Hamid bin Ahmad Al Rifaie () (born 1940) is a Saudi Arabian activist and thinker, president of the International Islamic Forum for Dialogue (IIFD ), and co-president of the World Muslim Congress.

Biography
Al-Rifaie was born in 1940 in Busor Alharer village in the Huraan region of Syria to a well-known family. His father, Sheikh Ahmed bin Zaal Beck Al-Rifaie, was an American educated tribal leader. His grandfather, Sheikh Zaal Beck Al-Rifaie, was also from the leaders and dignitaries in Huraan. He played an important role in the national revolution against the French, and was the right-hand man of Huraan Sheikh Ismail Pasha Al-Rifaie during and after the French mandate over Syria.

Hamid Al Rifaie earned his B.Sc. in chemistry and geology from the University of Damascus and M.Sc. in industrial organic chemistry from Al-Azhar University and Surry University. He was awarded his PhD in organic chemistry from Cairo University.

- Records provided:
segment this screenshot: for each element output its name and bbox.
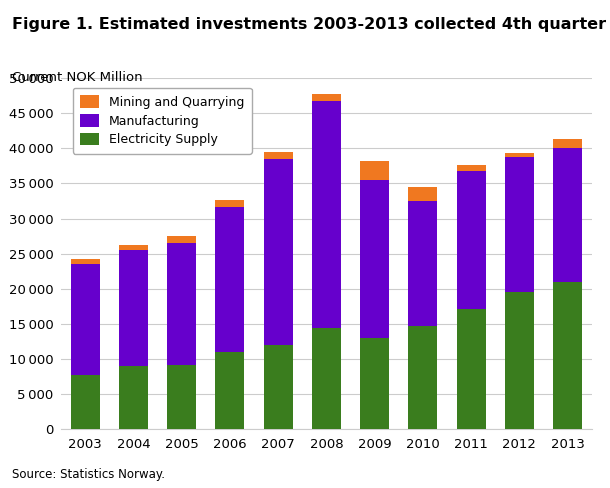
Bar: [71, 375, 99, 429]
Bar: [215, 352, 245, 429]
Bar: [264, 152, 293, 159]
Bar: [360, 161, 389, 180]
Legend: Mining and Quarrying, Manufacturing, Electricity Supply: Mining and Quarrying, Manufacturing, Ele…: [73, 88, 252, 154]
Bar: [553, 282, 582, 429]
Bar: [505, 153, 534, 158]
Bar: [119, 366, 148, 429]
Bar: [457, 164, 486, 171]
Bar: [119, 245, 148, 250]
Bar: [264, 159, 293, 345]
Bar: [312, 102, 341, 327]
Bar: [553, 148, 582, 282]
Bar: [360, 338, 389, 429]
Bar: [408, 201, 437, 326]
Bar: [360, 180, 389, 338]
Bar: [312, 94, 341, 102]
Bar: [119, 250, 148, 366]
Bar: [215, 201, 245, 207]
Bar: [71, 260, 99, 264]
Bar: [215, 207, 245, 352]
Bar: [71, 264, 99, 375]
Text: Figure 1. Estimated investments 2003-2013 collected 4th quarter same year: Figure 1. Estimated investments 2003-201…: [12, 17, 610, 32]
Bar: [457, 308, 486, 429]
Bar: [408, 326, 437, 429]
Bar: [264, 345, 293, 429]
Bar: [312, 327, 341, 429]
Bar: [553, 139, 582, 148]
Bar: [408, 187, 437, 201]
Bar: [457, 171, 486, 308]
Bar: [167, 243, 196, 366]
Bar: [505, 292, 534, 429]
Bar: [167, 236, 196, 243]
Text: Source: Statistics Norway.: Source: Statistics Norway.: [12, 468, 165, 481]
Text: Current NOK Million: Current NOK Million: [12, 71, 143, 84]
Bar: [167, 366, 196, 429]
Bar: [505, 158, 534, 292]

- Goals:
1. Arrange the rows as a JSON list of strings, one string per row, starting with the row that contains "Bar: [71, 375, 99, 429]" and going on through the row that contains "Bar: [408, 201, 437, 326]".
2. Pick up the biography of Hamid Al Rifaie from where it stops.

- In response:
1.
[
  "Bar: [71, 375, 99, 429]",
  "Bar: [215, 352, 245, 429]",
  "Bar: [264, 152, 293, 159]",
  "Bar: [360, 161, 389, 180]",
  "Legend: Mining and Quarrying, Manufacturing, Electricity Supply: Mining and Quarrying, Manufacturing, Ele…: [73, 88, 252, 154]",
  "Bar: [553, 282, 582, 429]",
  "Bar: [505, 153, 534, 158]",
  "Bar: [119, 366, 148, 429]",
  "Bar: [457, 164, 486, 171]",
  "Bar: [119, 245, 148, 250]",
  "Bar: [264, 159, 293, 345]",
  "Bar: [312, 102, 341, 327]",
  "Bar: [553, 148, 582, 282]",
  "Bar: [360, 338, 389, 429]",
  "Bar: [408, 201, 437, 326]"
]

2.
Career

International Islamic Forum for Dialogue
Al-Rifaie, during his activities in IIFD, signed more than ten protocols pertaining to dialogue between IIFD and international cultural and religious foundations such as:

The Pontifical Council for Interreligious Dialogue  - Vatican.
The American National Council of the Churches of Christ-Washington.
The Middle East Council of Churches - Cyprus.
The World Council of Churches - Geneva.
The Russian Cultural Glory Center - Moscow.
The World Buddhist Sangha Council - Taiwan .
The Middle East Institute for Peace and development - New York.
The World Hindu Council - New Delhi.

Academic position
 Secondary School - Teacher of Chemistry, 1962–1978.
 Professor of industrial organic chemistry–King Abdul Aziz University, 1978–1998.

Positions in the field of Islamic activities
 Member of Presidential institution, International Islamic Council for Da'wah and Relief.
 Co-president, Islamic-Catholic Liaison Committee – Vatican.
 Member of Committee of the Islamic Coordination in the Organisation of the Islamic Conference (OIC).
 Member of the experts Committee for Strategic Studies at the Organisation of the Islamic Conference (OIC).
 Vice President of the Islamic Information Committee.
 Member of the International Islamic Charity Commission.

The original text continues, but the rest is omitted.